Find the lines with the string "Okhotsk" and return them.
━━━━━ MATERIAL FOR THIS TASK ━━━━━
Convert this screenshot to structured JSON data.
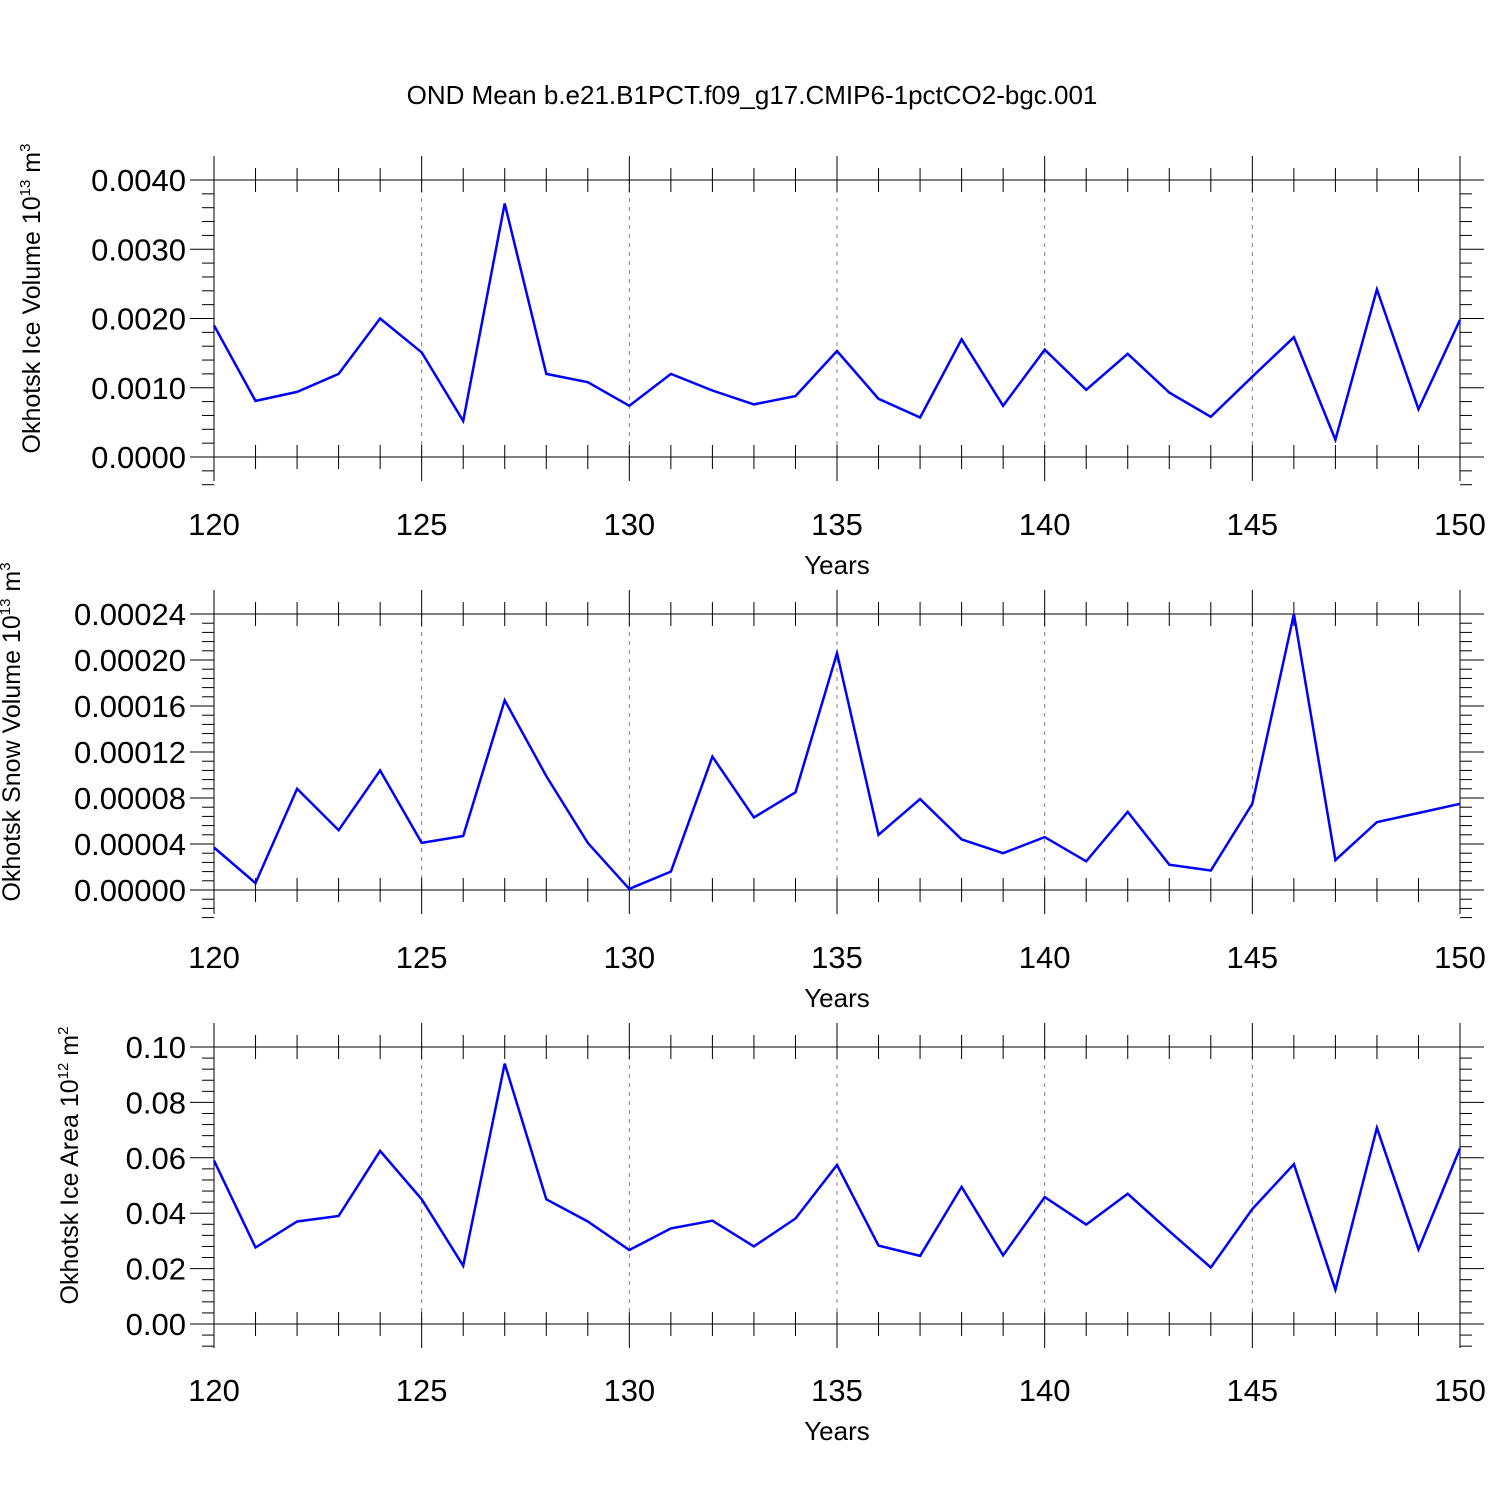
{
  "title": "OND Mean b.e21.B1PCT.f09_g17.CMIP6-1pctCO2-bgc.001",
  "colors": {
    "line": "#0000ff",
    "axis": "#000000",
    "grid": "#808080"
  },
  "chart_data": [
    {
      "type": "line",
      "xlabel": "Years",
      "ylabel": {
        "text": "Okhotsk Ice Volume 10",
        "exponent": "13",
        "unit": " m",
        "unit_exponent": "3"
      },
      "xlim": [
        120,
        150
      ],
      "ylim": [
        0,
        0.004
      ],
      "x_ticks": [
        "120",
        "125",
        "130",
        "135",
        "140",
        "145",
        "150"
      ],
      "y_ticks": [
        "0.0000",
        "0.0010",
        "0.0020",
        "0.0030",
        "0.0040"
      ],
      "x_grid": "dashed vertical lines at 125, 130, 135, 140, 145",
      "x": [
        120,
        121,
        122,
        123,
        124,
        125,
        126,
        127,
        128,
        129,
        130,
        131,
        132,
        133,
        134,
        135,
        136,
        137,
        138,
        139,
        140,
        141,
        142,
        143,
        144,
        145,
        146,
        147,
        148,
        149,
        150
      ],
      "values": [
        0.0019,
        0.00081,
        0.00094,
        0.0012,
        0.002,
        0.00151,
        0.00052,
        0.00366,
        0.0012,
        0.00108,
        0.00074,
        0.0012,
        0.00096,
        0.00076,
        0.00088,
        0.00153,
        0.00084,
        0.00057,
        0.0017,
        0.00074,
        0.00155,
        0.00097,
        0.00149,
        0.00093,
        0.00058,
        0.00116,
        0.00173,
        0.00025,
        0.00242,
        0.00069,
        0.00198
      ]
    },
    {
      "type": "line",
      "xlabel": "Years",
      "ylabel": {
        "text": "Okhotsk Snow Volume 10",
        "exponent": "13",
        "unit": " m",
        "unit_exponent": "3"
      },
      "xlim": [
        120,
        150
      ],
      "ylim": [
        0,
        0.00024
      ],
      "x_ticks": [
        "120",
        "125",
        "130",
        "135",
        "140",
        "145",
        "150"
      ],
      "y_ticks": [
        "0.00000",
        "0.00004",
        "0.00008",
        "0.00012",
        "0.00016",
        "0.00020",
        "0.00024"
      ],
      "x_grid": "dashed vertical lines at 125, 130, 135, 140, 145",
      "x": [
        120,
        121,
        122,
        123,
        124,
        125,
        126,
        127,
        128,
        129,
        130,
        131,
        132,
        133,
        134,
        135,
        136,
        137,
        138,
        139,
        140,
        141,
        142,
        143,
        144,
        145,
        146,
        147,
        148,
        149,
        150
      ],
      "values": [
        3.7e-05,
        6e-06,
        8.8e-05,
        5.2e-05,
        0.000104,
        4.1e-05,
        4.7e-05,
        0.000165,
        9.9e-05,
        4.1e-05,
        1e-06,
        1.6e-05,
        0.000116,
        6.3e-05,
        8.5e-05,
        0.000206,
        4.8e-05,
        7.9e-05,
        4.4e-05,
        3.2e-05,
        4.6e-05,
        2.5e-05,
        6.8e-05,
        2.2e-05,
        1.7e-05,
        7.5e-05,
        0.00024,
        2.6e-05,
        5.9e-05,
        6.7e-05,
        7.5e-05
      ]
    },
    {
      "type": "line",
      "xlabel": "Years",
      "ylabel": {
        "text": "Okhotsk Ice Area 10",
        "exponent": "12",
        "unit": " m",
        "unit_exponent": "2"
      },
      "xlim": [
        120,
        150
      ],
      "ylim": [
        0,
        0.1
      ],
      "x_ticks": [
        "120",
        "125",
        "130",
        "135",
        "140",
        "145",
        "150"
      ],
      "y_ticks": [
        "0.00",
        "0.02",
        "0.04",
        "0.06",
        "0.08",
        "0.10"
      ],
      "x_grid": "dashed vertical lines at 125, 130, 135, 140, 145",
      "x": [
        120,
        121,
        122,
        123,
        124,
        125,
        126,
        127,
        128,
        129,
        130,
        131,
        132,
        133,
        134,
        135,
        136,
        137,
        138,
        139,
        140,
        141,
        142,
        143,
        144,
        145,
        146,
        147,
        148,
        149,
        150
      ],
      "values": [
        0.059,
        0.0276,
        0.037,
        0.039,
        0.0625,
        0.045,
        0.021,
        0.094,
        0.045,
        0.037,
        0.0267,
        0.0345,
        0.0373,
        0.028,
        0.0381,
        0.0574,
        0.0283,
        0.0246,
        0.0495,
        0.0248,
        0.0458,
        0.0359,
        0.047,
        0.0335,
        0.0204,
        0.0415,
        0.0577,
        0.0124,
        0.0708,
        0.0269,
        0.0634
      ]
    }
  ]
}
━━━━━
━━━━━ MATERIAL FOR THIS TASK ━━━━━
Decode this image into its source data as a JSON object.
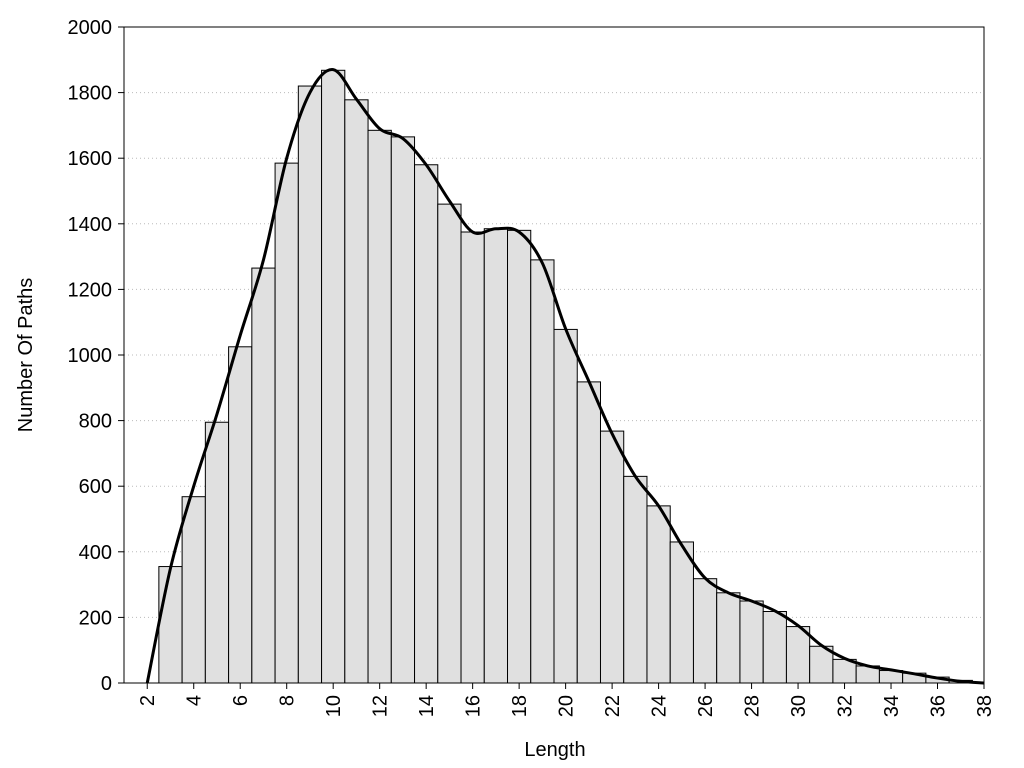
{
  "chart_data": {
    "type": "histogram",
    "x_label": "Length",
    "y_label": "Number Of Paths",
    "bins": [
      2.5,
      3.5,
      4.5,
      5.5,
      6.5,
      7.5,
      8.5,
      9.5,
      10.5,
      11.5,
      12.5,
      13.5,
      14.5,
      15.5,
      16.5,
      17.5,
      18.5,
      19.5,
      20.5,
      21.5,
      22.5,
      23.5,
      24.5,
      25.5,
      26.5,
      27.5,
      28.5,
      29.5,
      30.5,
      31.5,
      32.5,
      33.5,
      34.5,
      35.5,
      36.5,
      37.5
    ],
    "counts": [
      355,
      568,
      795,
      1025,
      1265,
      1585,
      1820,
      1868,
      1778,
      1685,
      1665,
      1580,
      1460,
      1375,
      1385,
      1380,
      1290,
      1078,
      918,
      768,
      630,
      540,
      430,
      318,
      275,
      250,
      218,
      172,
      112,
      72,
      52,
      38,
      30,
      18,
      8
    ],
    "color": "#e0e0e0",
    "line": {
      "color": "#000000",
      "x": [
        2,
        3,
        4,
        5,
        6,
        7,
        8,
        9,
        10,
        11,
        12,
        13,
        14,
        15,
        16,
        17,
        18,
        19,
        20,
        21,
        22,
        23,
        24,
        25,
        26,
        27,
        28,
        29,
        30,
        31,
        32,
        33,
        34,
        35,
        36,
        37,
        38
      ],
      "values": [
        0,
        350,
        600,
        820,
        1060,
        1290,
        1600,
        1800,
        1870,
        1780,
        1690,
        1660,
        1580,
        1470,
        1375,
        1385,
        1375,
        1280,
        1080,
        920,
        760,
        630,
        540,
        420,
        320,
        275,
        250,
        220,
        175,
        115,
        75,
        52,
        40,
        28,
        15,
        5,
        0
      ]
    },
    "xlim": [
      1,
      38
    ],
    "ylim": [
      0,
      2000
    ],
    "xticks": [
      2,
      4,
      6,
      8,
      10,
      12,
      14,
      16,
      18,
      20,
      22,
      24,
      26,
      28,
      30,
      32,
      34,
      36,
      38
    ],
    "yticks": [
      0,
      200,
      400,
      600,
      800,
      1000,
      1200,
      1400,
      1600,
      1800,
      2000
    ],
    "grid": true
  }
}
━━━━━
**RESPONSE TO THE TASK:**
        "text": "Okhotsk Ice Volume 10",
        "text": "Okhotsk Snow Volume 10",
        "text": "Okhotsk Ice Area 10",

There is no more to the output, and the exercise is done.